- **Actions to take**
a - Answer these questions from the Ethan Van Sciver biography:
(i) In what year did he graduate from Pennsauken High School?
(ii) What 1978 movie led him to choose a career in comics?
(iii) Who was the writer on the series Impulse?
b - What art-related jobs did Van Sciver do in high school, according to the Ethan Van Sciver biography? List every one.
c - Resume the Ethan Van Sciver biography after its final sentence, about The Flash: Iron Heights.

- **Source passage**
* * * * * * * * *

Ethan Daniel Van Sciver (; born September 3, 1974) is an American comics artist and social media personality. He is known for illustrating or drawing covers for a number of superhero titles in the 2000s, primarily for DC Comics, including Green Lantern and The Flash: Rebirth, and New X-Men for Marvel Comics. In the late 2010s he became known for his "ComicArtistPro Secrets" channel on YouTube, through which he became a central figure in Comicsgate.

Early life
Ethan Van Sciver was born September 3, 1974 in Utah. He and his younger brother, alternative cartoonist Noah Van Sciver, grew up in Merchantville in southern New Jersey, and he graduated from Pennsauken High School in 1992.

Van Sciver decided on a career in the comic-book field after seeing the 1978 movie Superman as a child, but only began to read comics intently with John Byrne's The Man of Steel in 1986. He cites Chris Claremont and Jon Bogdanove's Fantastic Four vs. the X-Men (1987) as a strong influence.

Career
While in high school, Van Sciver did various art-related jobs, which included painting murals of Native Americans, drawing caricatures for mall customers, illustrating children's books, and airbrushing t-shirts.

Van Sciver's first comics work was published in 1994, writing and drawing what he later called "a horrible little character called Cyberfrog", published by Hall of Heroes and later Harris Comics.

Mainstream publishers
His first work for DC Comics was in 1998, which led to him being hired in 1999 as the artist on the series Impulse, with writer Todd Dezago. This was followed in 2001 by the first of what would become several collaborations with writer Geoff Johns, on the superhero-horror one-shot The Flash: Iron Heights.

* * * * * * * * *

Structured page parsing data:
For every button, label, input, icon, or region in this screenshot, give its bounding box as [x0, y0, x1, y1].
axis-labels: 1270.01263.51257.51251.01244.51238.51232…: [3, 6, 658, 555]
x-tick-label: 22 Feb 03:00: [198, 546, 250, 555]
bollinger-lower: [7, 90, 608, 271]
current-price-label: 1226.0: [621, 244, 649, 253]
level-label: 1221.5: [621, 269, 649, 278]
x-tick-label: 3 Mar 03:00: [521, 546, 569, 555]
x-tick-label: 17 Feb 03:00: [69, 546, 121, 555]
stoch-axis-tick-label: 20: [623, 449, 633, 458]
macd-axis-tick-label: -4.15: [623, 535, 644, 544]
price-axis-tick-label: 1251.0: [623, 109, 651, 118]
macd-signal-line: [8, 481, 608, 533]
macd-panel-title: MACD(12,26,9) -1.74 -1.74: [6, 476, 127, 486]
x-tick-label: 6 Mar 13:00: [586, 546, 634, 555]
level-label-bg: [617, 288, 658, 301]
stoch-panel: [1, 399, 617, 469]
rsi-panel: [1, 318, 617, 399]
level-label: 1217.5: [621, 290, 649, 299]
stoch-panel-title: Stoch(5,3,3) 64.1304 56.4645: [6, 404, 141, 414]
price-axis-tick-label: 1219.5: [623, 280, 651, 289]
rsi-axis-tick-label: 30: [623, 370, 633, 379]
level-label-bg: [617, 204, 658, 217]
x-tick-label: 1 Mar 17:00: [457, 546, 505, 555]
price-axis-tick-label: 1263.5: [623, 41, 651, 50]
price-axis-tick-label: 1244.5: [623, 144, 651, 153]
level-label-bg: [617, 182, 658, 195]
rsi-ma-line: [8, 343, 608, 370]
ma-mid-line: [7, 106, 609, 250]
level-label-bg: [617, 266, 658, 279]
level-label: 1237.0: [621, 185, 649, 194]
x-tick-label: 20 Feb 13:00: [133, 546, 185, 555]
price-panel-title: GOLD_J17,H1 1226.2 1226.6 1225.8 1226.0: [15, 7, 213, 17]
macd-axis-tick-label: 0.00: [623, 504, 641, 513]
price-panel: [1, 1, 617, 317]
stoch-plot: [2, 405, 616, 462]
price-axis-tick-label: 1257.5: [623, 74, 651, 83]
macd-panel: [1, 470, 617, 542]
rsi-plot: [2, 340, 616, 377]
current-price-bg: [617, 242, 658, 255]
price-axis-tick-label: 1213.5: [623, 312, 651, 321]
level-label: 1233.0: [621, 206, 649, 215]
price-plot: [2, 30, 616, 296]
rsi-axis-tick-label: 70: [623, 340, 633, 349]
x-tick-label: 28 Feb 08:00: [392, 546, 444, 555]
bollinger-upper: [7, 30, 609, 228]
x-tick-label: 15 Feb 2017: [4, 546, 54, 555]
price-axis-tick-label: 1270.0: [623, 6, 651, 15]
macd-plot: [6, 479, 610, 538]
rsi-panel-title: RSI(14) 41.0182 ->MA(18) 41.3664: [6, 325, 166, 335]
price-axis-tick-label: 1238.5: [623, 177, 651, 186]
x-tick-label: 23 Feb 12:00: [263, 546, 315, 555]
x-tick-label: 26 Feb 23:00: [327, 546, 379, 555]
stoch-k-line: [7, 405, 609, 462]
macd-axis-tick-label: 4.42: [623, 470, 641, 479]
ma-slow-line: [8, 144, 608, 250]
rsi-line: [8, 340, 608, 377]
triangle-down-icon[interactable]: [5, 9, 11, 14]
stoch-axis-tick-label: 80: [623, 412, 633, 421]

* * * * * * * * *

- **Your written answers**
a -
(i) 1992
(ii) Superman
(iii) Todd Dezago

b -
- Painting murals of Native Americans
- Drawing caricatures for mall customers
- Illustrating children's books
- Airbrushing t-shirts

c -
Van Sciver was hired by Marvel Comics in 2001 to work on New X-Men, a retitled and revamped series (beginning with #114) written by Grant Morrison. The series' primary artist Frank Quitely was not expected to illustrate the necessary twelve issues per year, so Van Sciver was scheduled to illustrate two issues per year, which expanded to more issues as Igor Kordey was also hired as a semi-regular artist. Van Sciver drew a total of four issues. In issue #133 of this series, Morrison and Van Sciver co-created the character Dust, a Sunni Muslim mutant who can transform into sand.

Returning to work primarily for DC, Van Sciver worked with Johns on the six-issue miniseries Green Lantern: Rebirth (2004) which restored the Silver Age character Hal Jordan as the publisher's primary Green Lantern. They then worked together on an ongoing series featuring the character. During this time Van Sciver was one of the artists who contributed to a series of instructional books for amateur comics artists, published by Wizard magazine.

In 2006, Van Sciver penciled the cover art for metal band Winger's fourth studio album. The cover art was also sold as a poster called "Guardian of Freedom".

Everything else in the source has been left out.